**BRIEF:** Carry on the lda_over_time model documentation past its final sentence, keeping its layout and tone.
Start of TEXT SEGMENT
Models

lda_over_time.models.lda_seq_model

LdaSeqModel brings the Gensim’s LdaSeqModel functionalities to our library.

Its main advantage over other models is that it can detect changes in the vocabulary used to describe each topic over time, making it more precise in classifying each topic. But it is slower to run.

class lda_over_time.models.lda_seq_model.LdaSeqModel(corpus: List[str], dates: List[str], date_format: str, freq: str, n_topics: int = 100, sep: Optional[str] = None, workers: Optional[int] = None)[source]

Bases: DtmModelInterface

LdaSeqModel is a model that uses the Gensim’s LdaSeqModel, which supports the variance along time of the way that a certain topic is approached (it can detect better the change of vocabulary to speak a certain topic).

With this feature, it may be more precise than PrevalenceModel, but it is slower.

Parameters
  • corpus (list[str]) – List of documents’ texts.

  • dates (list[str]) – List of documents’ publishing dates.

  • date_format (str) – The date format used in dates, e.g. “%Y/%m/%d” for “YYYY/MM/DD” format. More info at documentation.

  • freq (str) – The frequency used to group texts, e.g. “1M15D” for a frequency of a month and 15 days. Useful notations: day = “D” month = “M”; year = “Y”. More info at pandas

  • n_topics (int, optional) – Number of topics that the DTM model should find. The default value is 100.

  • sep (str, optional) – Separator used to split each word, the default value is any blank space.

  • workers (int, optional) – Number of workers (cpus) to use. If not provided, it will use the total number of threads on running machine.

Returns

Nothing

Return type

None

get_results()[source]

This method should return a table representing the evolution of each topic over time.

Returns

Returns a Pandas’ dataframe where each column represents a timeslice and must have a date and columns representing each topics weight in that period.

Return type

pd.core.frame.DataFrame

get_topic_words(topic_id, i, n)[source]

This method returns the top n words that better describes the topic in a specific time slice.

Parameters
  • topic_id (int) – The id of the desired topic.

  • i (int) – The position of the desired timeslice in chronological order the first (oldest) time slice is indexed by 1.

  • n (int) – This specifies how many words that better describes the topic at a specific time slice should be returned.

Returns

It returns a list of top n words that best describes the requested topic in a specific time.

Return type

list[str]

property n_timeslices

This attribute should be the number of timeslices found during training.

Returns

It should return the number of time slices found in corpus. :rtype: int

prepare_args(i)[source]

This method should return a dictionary with all necessary values to call PyLdaVis.prepare method.

Parameters

i (int) – The position of the desired timeslice in chronological order, the first (oldest) time slice is indexed by 1.

Returns

It returns a dictionary ready to be passed to PyLdaVis

Return type

dict[str, any]

train()[source]

Train the DTM model.

Returns

Nothing.

Return type

None

lda_over_time.models.temporal_lda_model

TemporalLdaModel is a simpler and faster temporal LDA that returns the proportion of main topics in each time slice.

Its main advantage over other models is that it is fast. But it may not handle well the variation of the way that a topic is presented (when vocabulary to describe the topic varies over the given dataset).
End of TEXT SEGMENT
Start of DATASET ENTRIES
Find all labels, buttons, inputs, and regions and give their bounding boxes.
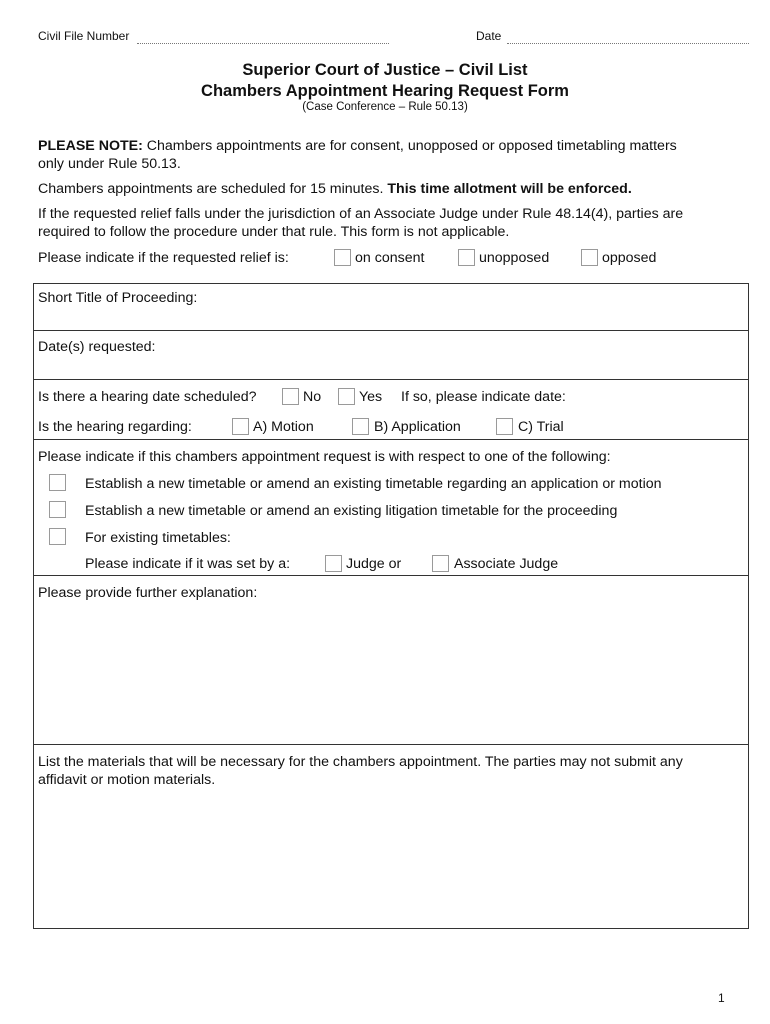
civil-file-number-label: Civil File Number	[38, 29, 130, 43]
jurisdiction-text-2: required to follow the procedure under that rule. This form is not applicable.	[38, 224, 510, 240]
set-by-associate-judge-label: Associate Judge	[454, 556, 559, 572]
schedule-bold: This time allotment will be enforced.	[387, 181, 632, 197]
short-title-input[interactable]	[34, 306, 748, 329]
relief-prompt: Please indicate if the requested relief is:	[38, 250, 289, 266]
materials-text-2: affidavit or motion materials.	[38, 772, 216, 788]
set-by-judge-checkbox[interactable]	[325, 555, 342, 572]
regarding-application-checkbox[interactable]	[352, 418, 369, 435]
regarding-trial-label: C) Trial	[518, 419, 564, 435]
relief-unopposed-label: unopposed	[479, 250, 550, 266]
respect-option-1-checkbox[interactable]	[49, 474, 66, 491]
hearing-question: Is there a hearing date scheduled?	[38, 389, 257, 405]
materials-text-1: List the materials that will be necessary for the chambers appointment. The parties may not submit any	[38, 754, 683, 770]
explanation-textarea[interactable]	[34, 603, 748, 743]
regarding-motion-checkbox[interactable]	[232, 418, 249, 435]
note-text-1: Chambers appointments are for consent, unopposed or opposed timetabling matters	[142, 138, 677, 154]
note-text-2: only under Rule 50.13.	[38, 156, 181, 172]
form-title-line1: Superior Court of Justice – Civil List	[242, 61, 528, 79]
row-divider	[33, 744, 749, 745]
explanation-label: Please provide further explanation:	[38, 585, 258, 601]
respect-option-3-checkbox[interactable]	[49, 528, 66, 545]
civil-file-number-field[interactable]	[137, 43, 389, 44]
hearing-date-prompt: If so, please indicate date:	[401, 389, 566, 405]
relief-opposed-checkbox[interactable]	[581, 249, 598, 266]
relief-opposed-label: opposed	[602, 250, 657, 266]
date-field[interactable]	[507, 43, 749, 44]
set-by-associate-judge-checkbox[interactable]	[432, 555, 449, 572]
respect-option-3-label: For existing timetables:	[85, 530, 231, 546]
respect-prompt: Please indicate if this chambers appointment request is with respect to one of the following:	[38, 449, 611, 465]
hearing-yes-checkbox[interactable]	[338, 388, 355, 405]
schedule-paragraph	[38, 180, 758, 198]
relief-consent-label: on consent	[355, 250, 425, 266]
form-subtitle: (Case Conference – Rule 50.13)	[302, 101, 468, 113]
row-divider	[33, 575, 749, 576]
form-title-line2: Chambers Appointment Hearing Request Form	[201, 82, 569, 100]
relief-unopposed-checkbox[interactable]	[458, 249, 475, 266]
jurisdiction-paragraph	[38, 205, 758, 241]
note-label: PLEASE NOTE:	[38, 138, 143, 154]
row-divider	[33, 330, 749, 331]
dates-requested-label: Date(s) requested:	[38, 339, 156, 355]
short-title-label: Short Title of Proceeding:	[38, 290, 198, 306]
row-divider	[33, 379, 749, 380]
page-number: 1	[718, 991, 725, 1005]
hearing-no-checkbox[interactable]	[282, 388, 299, 405]
regarding-application-label: B) Application	[374, 419, 461, 435]
materials-paragraph	[38, 753, 744, 789]
regarding-motion-label: A) Motion	[253, 419, 314, 435]
date-label: Date	[476, 29, 502, 43]
respect-option-2-checkbox[interactable]	[49, 501, 66, 518]
respect-option-1-label: Establish a new timetable or amend an existing timetable regarding an application or motion	[85, 476, 662, 492]
set-by-judge-label: Judge or	[346, 556, 402, 572]
materials-textarea[interactable]	[34, 792, 748, 928]
row-divider	[33, 439, 749, 440]
set-by-prompt: Please indicate if it was set by a:	[85, 556, 291, 572]
schedule-text: Chambers appointments are scheduled for 15 minutes.	[38, 181, 388, 197]
hearing-no-label: No	[303, 389, 322, 405]
jurisdiction-text-1: If the requested relief falls under the jurisdiction of an Associate Judge under Rule 48.14(4), parties are	[38, 206, 684, 222]
hearing-yes-label: Yes	[359, 389, 383, 405]
respect-option-2-label: Establish a new timetable or amend an existing litigation timetable for the proceeding	[85, 503, 618, 519]
regarding-question: Is the hearing regarding:	[38, 419, 192, 435]
dates-requested-input[interactable]	[34, 355, 748, 378]
relief-consent-checkbox[interactable]	[334, 249, 351, 266]
note-paragraph	[38, 137, 758, 173]
regarding-trial-checkbox[interactable]	[496, 418, 513, 435]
End of DATASET ENTRIES
**THE OUTPUT:**
class lda_over_time.models.temporal_lda_model.TemporalLdaModel(corpus: List[str], dates: List[str], date_format: str, freq: str, n_topics: int = 100, sep: Optional[str] = None, workers: Optional[int] = None, aggregator: str = 'average')[source]

Bases: DtmModelInterface

TemporalLdaModel is a simple temporal LDA model, it is faster, but it may not handle well the evolution of topics (because the vocabulary used in a certain topic may vary over time).

:param corpus:Each item from the list is one document from corpus. :type corpus: list[str]

Parameters
  • dates (list[str]) – List of timestamps for each document in corpus, each date’s position should match with its respective text.

  • date_format (str) – The date format used in dates, e.g. “%Y/%m/%d” for “YYYY/MM/DD” format. More info at documentation.

  • freq (str) – The frequency used to group texts, e.g. “1M15D” for a frequency of a month and 15 days. Useful notations: day = “D” month = “M”; year = “Y”. More info at pandas

  • n_topics (int, optional) – Number of topics that the DTM model should find. The default value is 100.

  • sep (str, optional) – Separator used to split each word, the default value is any blank space.

  • workers (int, optional) – Number of workers (cpus) to use. If not provided, it will use the total number of threads on running machine.

  • aggregator (str, optional) – Specifies how to aggregate all documents in time slice and calculate its proportions. It can be either average to calculate the average of topic’s weights for each time slice or the proportion of main topics in each time slice. Default is average.

Returns

Nothing

Return type

None

get_results()[source]

This method should return a table representing the evolution of each topic over time.

Returns

Returns a Pandas’ dataframe where each column represents a timeslice and must have a date and columns representing each topics weight in that period.

Return type

pd.core.frame.DataFrame

get_topic_words(topic_id, i, n)[source]

This method should return the top n words that better describes the topic in a specific time slice.

Parameters
  • topic_id (int) – The id of the desired topic.

  • i (int) – The position of the desired timeslice in chronological order, the first (oldest) time slice is indexed by 1.

:param n:This specifies how many words that better describes the topic at a specific time slice should be returned. :type n: int

Returns

It returns a list of top n words that best describes the requested topic in a specific time.

Return type

list[str]

property n_timeslices

This attribute should be the number of timeslices found during training.

Returns

It should return the number of time slices found in corpus. :rtype: int

prepare_args(i)[source]

This method should return a dictionary with all necessary values to call PyLdaVis.prepare method.

Parameters

i (int) – The position of the desired timeslice in chronological order, the first (oldest) time slice is indexed by 1.

Returns

It returns a dictionary ready to be passed to PyLdaVis

Return type

dict[str, any]

train()[source]

This method trains the dtm model.

Returns

Nothing.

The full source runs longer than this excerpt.